======== ITEMS ========

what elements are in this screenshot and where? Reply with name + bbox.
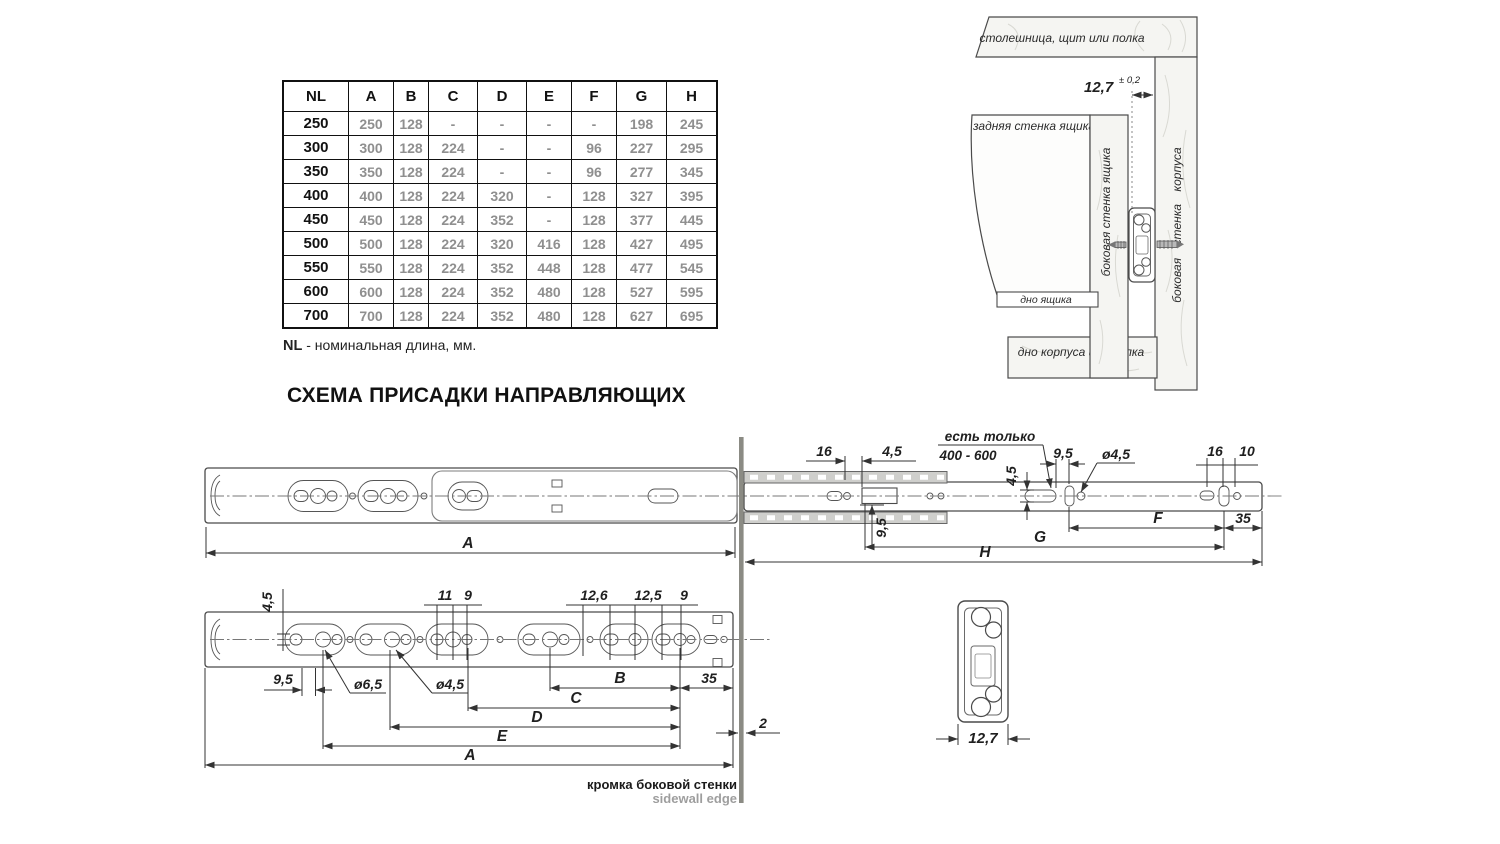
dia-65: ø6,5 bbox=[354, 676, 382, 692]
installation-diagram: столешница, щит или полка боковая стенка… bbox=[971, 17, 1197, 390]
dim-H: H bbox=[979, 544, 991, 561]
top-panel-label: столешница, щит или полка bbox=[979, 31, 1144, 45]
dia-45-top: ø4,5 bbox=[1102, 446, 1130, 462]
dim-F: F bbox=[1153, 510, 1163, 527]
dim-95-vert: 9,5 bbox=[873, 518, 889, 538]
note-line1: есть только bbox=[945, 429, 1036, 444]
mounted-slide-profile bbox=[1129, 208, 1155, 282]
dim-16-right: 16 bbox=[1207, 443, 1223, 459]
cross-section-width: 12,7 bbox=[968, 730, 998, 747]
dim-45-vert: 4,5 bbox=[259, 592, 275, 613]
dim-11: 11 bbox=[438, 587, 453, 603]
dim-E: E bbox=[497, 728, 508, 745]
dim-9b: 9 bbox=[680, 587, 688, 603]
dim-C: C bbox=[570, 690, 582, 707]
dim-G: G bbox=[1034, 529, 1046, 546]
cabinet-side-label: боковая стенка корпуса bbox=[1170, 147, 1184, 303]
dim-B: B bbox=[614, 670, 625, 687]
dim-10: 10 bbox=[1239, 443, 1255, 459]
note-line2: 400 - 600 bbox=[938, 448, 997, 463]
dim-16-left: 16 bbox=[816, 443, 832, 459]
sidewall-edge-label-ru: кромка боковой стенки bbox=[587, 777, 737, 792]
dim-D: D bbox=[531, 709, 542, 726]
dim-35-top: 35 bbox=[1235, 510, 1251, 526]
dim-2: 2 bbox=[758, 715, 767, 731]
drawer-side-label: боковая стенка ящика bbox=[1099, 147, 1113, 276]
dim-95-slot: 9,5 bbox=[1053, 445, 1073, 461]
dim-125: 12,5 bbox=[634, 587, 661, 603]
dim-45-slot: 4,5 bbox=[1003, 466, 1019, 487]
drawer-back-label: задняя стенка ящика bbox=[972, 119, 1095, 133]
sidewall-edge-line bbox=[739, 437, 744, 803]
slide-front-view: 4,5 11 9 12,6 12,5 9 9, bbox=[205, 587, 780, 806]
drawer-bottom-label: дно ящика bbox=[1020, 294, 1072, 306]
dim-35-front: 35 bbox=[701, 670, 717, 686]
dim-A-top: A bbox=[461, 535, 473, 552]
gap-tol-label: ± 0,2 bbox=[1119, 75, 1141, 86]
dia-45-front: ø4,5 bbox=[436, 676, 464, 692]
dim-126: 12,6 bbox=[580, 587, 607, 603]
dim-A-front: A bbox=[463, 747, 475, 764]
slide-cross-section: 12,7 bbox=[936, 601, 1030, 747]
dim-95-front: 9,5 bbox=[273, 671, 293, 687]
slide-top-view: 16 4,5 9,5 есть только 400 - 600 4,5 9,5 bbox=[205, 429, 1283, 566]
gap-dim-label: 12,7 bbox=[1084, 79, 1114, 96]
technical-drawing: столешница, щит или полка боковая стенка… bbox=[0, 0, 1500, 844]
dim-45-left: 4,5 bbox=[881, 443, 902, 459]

========

Reproduce the material above verbatim, line for line, and omit the pictures.

** EXERCISE RESULT **
what elements are in this screenshot and where? Reply with name + bbox.
dia-65: ø6,5 bbox=[354, 676, 382, 692]
installation-diagram: столешница, щит или полка боковая стенка… bbox=[971, 17, 1197, 390]
dim-H: H bbox=[979, 544, 991, 561]
top-panel-label: столешница, щит или полка bbox=[979, 31, 1144, 45]
dia-45-top: ø4,5 bbox=[1102, 446, 1130, 462]
dim-F: F bbox=[1153, 510, 1163, 527]
dim-95-vert: 9,5 bbox=[873, 518, 889, 538]
note-line1: есть только bbox=[945, 429, 1036, 444]
mounted-slide-profile bbox=[1129, 208, 1155, 282]
dim-16-right: 16 bbox=[1207, 443, 1223, 459]
cross-section-width: 12,7 bbox=[968, 730, 998, 747]
dim-45-vert: 4,5 bbox=[259, 592, 275, 613]
dim-11: 11 bbox=[438, 587, 453, 603]
dim-E: E bbox=[497, 728, 508, 745]
dim-9b: 9 bbox=[680, 587, 688, 603]
dim-C: C bbox=[570, 690, 582, 707]
dim-G: G bbox=[1034, 529, 1046, 546]
cabinet-side-label: боковая стенка корпуса bbox=[1170, 147, 1184, 303]
dim-B: B bbox=[614, 670, 625, 687]
dim-10: 10 bbox=[1239, 443, 1255, 459]
note-line2: 400 - 600 bbox=[938, 448, 997, 463]
dim-16-left: 16 bbox=[816, 443, 832, 459]
sidewall-edge-label-ru: кромка боковой стенки bbox=[587, 777, 737, 792]
dim-D: D bbox=[531, 709, 542, 726]
dim-35-top: 35 bbox=[1235, 510, 1251, 526]
dim-2: 2 bbox=[758, 715, 767, 731]
drawer-side-label: боковая стенка ящика bbox=[1099, 147, 1113, 276]
dim-95-slot: 9,5 bbox=[1053, 445, 1073, 461]
dim-125: 12,5 bbox=[634, 587, 661, 603]
dim-45-slot: 4,5 bbox=[1003, 466, 1019, 487]
drawer-back-label: задняя стенка ящика bbox=[972, 119, 1095, 133]
sidewall-edge-line bbox=[739, 437, 744, 803]
slide-front-view: 4,5 11 9 12,6 12,5 9 9, bbox=[205, 587, 780, 806]
drawer-bottom-label: дно ящика bbox=[1020, 294, 1072, 306]
dim-35-front: 35 bbox=[701, 670, 717, 686]
dim-A-top: A bbox=[461, 535, 473, 552]
gap-tol-label: ± 0,2 bbox=[1119, 75, 1141, 86]
dia-45-front: ø4,5 bbox=[436, 676, 464, 692]
dim-126: 12,6 bbox=[580, 587, 607, 603]
dim-A-front: A bbox=[463, 747, 475, 764]
slide-cross-section: 12,7 bbox=[936, 601, 1030, 747]
dim-95-front: 9,5 bbox=[273, 671, 293, 687]
slide-top-view: 16 4,5 9,5 есть только 400 - 600 4,5 9,5 bbox=[205, 429, 1283, 566]
gap-dim-label: 12,7 bbox=[1084, 79, 1114, 96]
technical-drawing: столешница, щит или полка боковая стенка… bbox=[0, 0, 1500, 844]
dim-45-left: 4,5 bbox=[881, 443, 902, 459]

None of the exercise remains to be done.